- REQUEST: Narrow the data below down to the lines containing "zamówienia".

== RECORDED DATA ==

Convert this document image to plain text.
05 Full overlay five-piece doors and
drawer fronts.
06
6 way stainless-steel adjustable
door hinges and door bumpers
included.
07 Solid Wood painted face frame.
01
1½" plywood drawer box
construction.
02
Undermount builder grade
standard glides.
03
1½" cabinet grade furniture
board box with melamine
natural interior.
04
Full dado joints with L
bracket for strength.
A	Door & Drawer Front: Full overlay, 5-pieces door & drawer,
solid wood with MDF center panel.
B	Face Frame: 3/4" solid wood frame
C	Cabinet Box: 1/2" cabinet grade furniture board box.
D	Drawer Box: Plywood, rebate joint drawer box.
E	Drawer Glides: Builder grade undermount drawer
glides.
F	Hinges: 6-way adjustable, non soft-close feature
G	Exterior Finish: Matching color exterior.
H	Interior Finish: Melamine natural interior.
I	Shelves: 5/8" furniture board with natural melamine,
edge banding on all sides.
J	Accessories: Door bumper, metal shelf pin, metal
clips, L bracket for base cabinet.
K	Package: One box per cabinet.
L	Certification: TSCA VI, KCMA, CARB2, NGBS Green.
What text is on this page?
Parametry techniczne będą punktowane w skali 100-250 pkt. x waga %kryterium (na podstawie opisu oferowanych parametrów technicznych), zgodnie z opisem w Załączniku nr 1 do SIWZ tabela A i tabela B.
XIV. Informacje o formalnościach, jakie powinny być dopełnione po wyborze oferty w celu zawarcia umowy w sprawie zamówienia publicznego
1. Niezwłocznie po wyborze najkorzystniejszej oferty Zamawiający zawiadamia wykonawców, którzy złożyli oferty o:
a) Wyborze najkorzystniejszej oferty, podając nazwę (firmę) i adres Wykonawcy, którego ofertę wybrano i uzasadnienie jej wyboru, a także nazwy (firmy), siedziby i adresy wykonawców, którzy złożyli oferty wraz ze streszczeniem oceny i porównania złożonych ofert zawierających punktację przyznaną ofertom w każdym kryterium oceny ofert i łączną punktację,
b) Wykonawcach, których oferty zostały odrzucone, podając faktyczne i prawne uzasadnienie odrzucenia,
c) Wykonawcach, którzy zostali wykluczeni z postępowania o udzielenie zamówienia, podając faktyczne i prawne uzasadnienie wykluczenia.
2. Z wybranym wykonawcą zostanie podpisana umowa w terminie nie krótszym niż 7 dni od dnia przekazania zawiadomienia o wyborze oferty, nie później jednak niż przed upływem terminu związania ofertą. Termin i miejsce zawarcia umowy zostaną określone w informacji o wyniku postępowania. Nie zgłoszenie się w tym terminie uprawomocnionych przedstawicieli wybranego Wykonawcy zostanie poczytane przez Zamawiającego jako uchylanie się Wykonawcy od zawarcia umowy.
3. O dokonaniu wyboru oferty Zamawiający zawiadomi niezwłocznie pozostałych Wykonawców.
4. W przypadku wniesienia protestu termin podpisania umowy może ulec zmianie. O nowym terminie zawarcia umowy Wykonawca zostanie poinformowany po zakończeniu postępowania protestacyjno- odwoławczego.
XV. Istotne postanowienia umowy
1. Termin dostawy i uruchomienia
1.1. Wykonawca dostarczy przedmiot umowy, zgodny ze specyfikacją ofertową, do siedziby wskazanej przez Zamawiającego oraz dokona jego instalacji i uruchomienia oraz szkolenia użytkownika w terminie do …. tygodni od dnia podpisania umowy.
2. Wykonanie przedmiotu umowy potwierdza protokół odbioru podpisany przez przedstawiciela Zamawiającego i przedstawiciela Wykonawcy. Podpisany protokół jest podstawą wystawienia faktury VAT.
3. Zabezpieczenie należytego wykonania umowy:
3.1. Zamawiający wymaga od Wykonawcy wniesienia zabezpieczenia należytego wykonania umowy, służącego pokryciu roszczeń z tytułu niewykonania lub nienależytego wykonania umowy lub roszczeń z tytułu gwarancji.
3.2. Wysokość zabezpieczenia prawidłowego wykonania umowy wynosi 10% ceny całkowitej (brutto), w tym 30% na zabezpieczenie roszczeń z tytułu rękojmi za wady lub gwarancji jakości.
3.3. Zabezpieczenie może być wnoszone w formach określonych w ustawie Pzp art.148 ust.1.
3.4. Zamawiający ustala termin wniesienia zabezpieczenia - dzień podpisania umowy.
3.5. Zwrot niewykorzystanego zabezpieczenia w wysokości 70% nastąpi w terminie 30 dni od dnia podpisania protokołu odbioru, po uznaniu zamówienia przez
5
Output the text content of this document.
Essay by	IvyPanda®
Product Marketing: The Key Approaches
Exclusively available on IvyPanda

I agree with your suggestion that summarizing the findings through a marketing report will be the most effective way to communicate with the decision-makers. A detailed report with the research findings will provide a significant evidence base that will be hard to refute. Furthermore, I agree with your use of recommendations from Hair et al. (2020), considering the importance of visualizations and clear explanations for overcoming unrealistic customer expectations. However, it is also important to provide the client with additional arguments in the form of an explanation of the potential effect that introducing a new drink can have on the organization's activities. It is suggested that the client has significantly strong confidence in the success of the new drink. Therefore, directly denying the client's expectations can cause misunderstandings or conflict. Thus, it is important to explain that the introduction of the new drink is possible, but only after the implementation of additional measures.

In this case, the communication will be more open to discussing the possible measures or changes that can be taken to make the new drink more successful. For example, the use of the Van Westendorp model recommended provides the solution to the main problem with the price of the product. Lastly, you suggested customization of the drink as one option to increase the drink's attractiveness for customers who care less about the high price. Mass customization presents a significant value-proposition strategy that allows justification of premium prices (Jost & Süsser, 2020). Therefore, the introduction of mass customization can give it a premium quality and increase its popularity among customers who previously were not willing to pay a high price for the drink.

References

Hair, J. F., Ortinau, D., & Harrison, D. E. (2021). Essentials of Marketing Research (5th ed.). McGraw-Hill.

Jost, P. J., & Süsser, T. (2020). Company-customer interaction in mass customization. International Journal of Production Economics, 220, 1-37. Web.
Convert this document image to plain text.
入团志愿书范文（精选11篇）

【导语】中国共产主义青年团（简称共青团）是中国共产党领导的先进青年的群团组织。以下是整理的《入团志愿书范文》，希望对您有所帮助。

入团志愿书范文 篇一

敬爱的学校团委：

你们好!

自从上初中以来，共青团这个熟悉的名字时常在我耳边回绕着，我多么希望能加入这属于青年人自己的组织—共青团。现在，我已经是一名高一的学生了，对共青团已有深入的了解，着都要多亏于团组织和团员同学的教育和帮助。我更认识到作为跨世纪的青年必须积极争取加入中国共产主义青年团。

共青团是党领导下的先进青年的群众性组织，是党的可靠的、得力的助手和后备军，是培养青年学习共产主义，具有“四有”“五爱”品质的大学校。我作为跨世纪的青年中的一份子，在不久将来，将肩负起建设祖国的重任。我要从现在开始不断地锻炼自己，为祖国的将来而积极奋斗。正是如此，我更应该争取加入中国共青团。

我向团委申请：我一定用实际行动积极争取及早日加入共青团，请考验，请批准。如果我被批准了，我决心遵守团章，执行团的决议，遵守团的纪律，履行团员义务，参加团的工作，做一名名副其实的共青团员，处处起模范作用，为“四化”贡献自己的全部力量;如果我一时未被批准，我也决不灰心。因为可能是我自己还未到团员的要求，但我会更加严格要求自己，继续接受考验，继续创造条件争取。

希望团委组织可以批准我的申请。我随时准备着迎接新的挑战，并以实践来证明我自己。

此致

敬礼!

===

- THE SOLUTION:
XIV. Informacje o formalnościach, jakie powinny być dopełnione po wyborze oferty w celu zawarcia umowy w sprawie zamówienia publicznego
c) Wykonawcach, którzy zostali wykluczeni z postępowania o udzielenie zamówienia, podając faktyczne i prawne uzasadnienie wykluczenia.
3.5. Zwrot niewykorzystanego zabezpieczenia w wysokości 70% nastąpi w terminie 30 dni od dnia podpisania protokołu odbioru, po uznaniu zamówienia przez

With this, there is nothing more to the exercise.